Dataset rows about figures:

_ _ _

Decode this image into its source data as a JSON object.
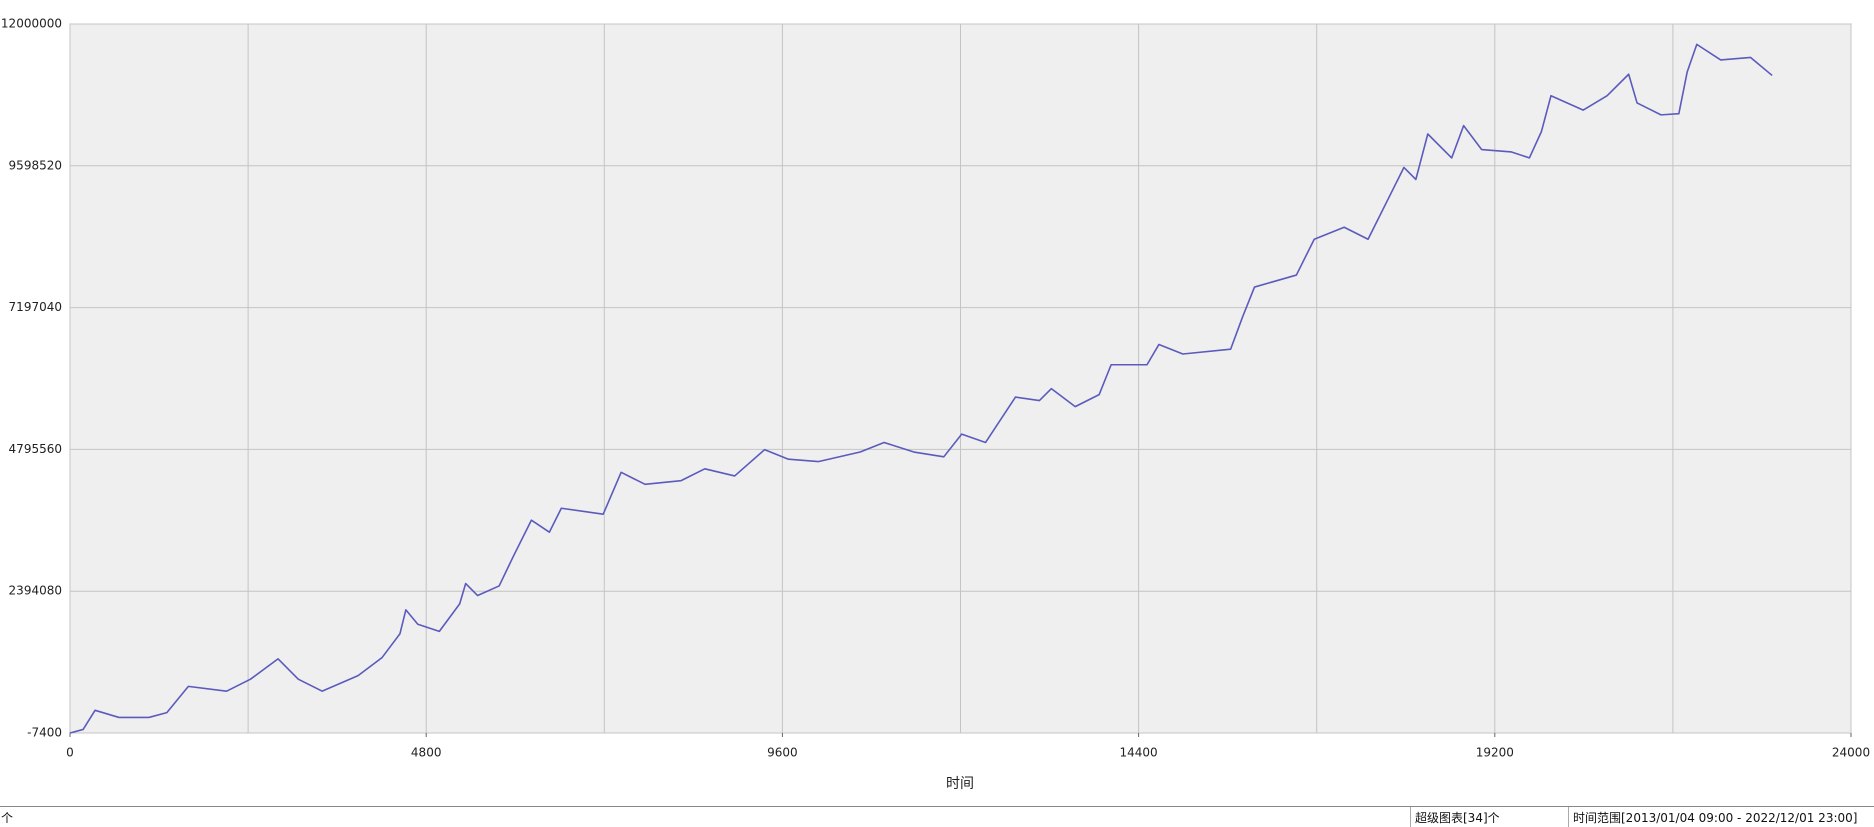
{
  "chart_data": {
    "type": "line",
    "x_label": "时间",
    "x": [
      0,
      177,
      338,
      660,
      1063,
      1305,
      1595,
      2110,
      2432,
      2803,
      3076,
      3399,
      3882,
      4204,
      4446,
      4526,
      4687,
      4977,
      5251,
      5332,
      5493,
      5783,
      5976,
      6218,
      6460,
      6621,
      7185,
      7427,
      7749,
      8232,
      8554,
      8957,
      9359,
      9681,
      10084,
      10648,
      10970,
      11372,
      11775,
      12016,
      12338,
      12741,
      13063,
      13224,
      13546,
      13868,
      14030,
      14513,
      14674,
      14996,
      15640,
      15801,
      15962,
      16526,
      16767,
      17170,
      17492,
      17975,
      18136,
      18297,
      18619,
      18780,
      19022,
      19425,
      19666,
      19828,
      19957,
      20392,
      20714,
      21004,
      21117,
      21439,
      21680,
      21793,
      21922,
      22244,
      22647,
      22937
    ],
    "series": [
      {
        "color": "#5b5bbd",
        "values": [
          -7400,
          53000,
          377000,
          256000,
          256000,
          337000,
          782000,
          701000,
          904000,
          1248000,
          904000,
          701000,
          965000,
          1268000,
          1673000,
          2078000,
          1835000,
          1714000,
          2179000,
          2524000,
          2321000,
          2483000,
          2989000,
          3597000,
          3394000,
          3799000,
          3698000,
          4407000,
          4204000,
          4265000,
          4467000,
          4346000,
          4791000,
          4629000,
          4589000,
          4751000,
          4913000,
          4751000,
          4670000,
          5055000,
          4913000,
          5682000,
          5622000,
          5824000,
          5520000,
          5723000,
          6229000,
          6229000,
          6573000,
          6411000,
          6492000,
          7039000,
          7545000,
          7748000,
          8355000,
          8558000,
          8355000,
          9570000,
          9367000,
          10137000,
          9732000,
          10279000,
          9874000,
          9833000,
          9732000,
          10177000,
          10785000,
          10542000,
          10785000,
          11149000,
          10663000,
          10461000,
          10481000,
          11190000,
          11655000,
          11392000,
          11433000,
          11129000
        ]
      }
    ],
    "xlim": [
      0,
      24000
    ],
    "xticks": [
      0,
      4800,
      9600,
      14400,
      19200,
      24000
    ],
    "ylim": [
      -7400,
      12000000
    ],
    "yticks": [
      -7400,
      2394080,
      4795560,
      7197040,
      9598520,
      12000000
    ],
    "grid": true
  },
  "status_bar": {
    "left": "个",
    "charts": "超级图表[34]个",
    "time_range": "时间范围[2013/01/04 09:00 - 2022/12/01 23:00]"
  }
}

_ _ _

Reproduce each line exactly as it appears, omitting the pictures.

Decode this image into its source data as a JSON object.
{
  "chart_data": {
    "type": "line",
    "x_label": "时间",
    "x": [
      0,
      177,
      338,
      660,
      1063,
      1305,
      1595,
      2110,
      2432,
      2803,
      3076,
      3399,
      3882,
      4204,
      4446,
      4526,
      4687,
      4977,
      5251,
      5332,
      5493,
      5783,
      5976,
      6218,
      6460,
      6621,
      7185,
      7427,
      7749,
      8232,
      8554,
      8957,
      9359,
      9681,
      10084,
      10648,
      10970,
      11372,
      11775,
      12016,
      12338,
      12741,
      13063,
      13224,
      13546,
      13868,
      14030,
      14513,
      14674,
      14996,
      15640,
      15801,
      15962,
      16526,
      16767,
      17170,
      17492,
      17975,
      18136,
      18297,
      18619,
      18780,
      19022,
      19425,
      19666,
      19828,
      19957,
      20392,
      20714,
      21004,
      21117,
      21439,
      21680,
      21793,
      21922,
      22244,
      22647,
      22937
    ],
    "series": [
      {
        "color": "#5b5bbd",
        "values": [
          -7400,
          53000,
          377000,
          256000,
          256000,
          337000,
          782000,
          701000,
          904000,
          1248000,
          904000,
          701000,
          965000,
          1268000,
          1673000,
          2078000,
          1835000,
          1714000,
          2179000,
          2524000,
          2321000,
          2483000,
          2989000,
          3597000,
          3394000,
          3799000,
          3698000,
          4407000,
          4204000,
          4265000,
          4467000,
          4346000,
          4791000,
          4629000,
          4589000,
          4751000,
          4913000,
          4751000,
          4670000,
          5055000,
          4913000,
          5682000,
          5622000,
          5824000,
          5520000,
          5723000,
          6229000,
          6229000,
          6573000,
          6411000,
          6492000,
          7039000,
          7545000,
          7748000,
          8355000,
          8558000,
          8355000,
          9570000,
          9367000,
          10137000,
          9732000,
          10279000,
          9874000,
          9833000,
          9732000,
          10177000,
          10785000,
          10542000,
          10785000,
          11149000,
          10663000,
          10461000,
          10481000,
          11190000,
          11655000,
          11392000,
          11433000,
          11129000
        ]
      }
    ],
    "xlim": [
      0,
      24000
    ],
    "xticks": [
      0,
      4800,
      9600,
      14400,
      19200,
      24000
    ],
    "ylim": [
      -7400,
      12000000
    ],
    "yticks": [
      -7400,
      2394080,
      4795560,
      7197040,
      9598520,
      12000000
    ],
    "grid": true
  },
  "status_bar": {
    "left": "个",
    "charts": "超级图表[34]个",
    "time_range": "时间范围[2013/01/04 09:00 - 2022/12/01 23:00]"
  }
}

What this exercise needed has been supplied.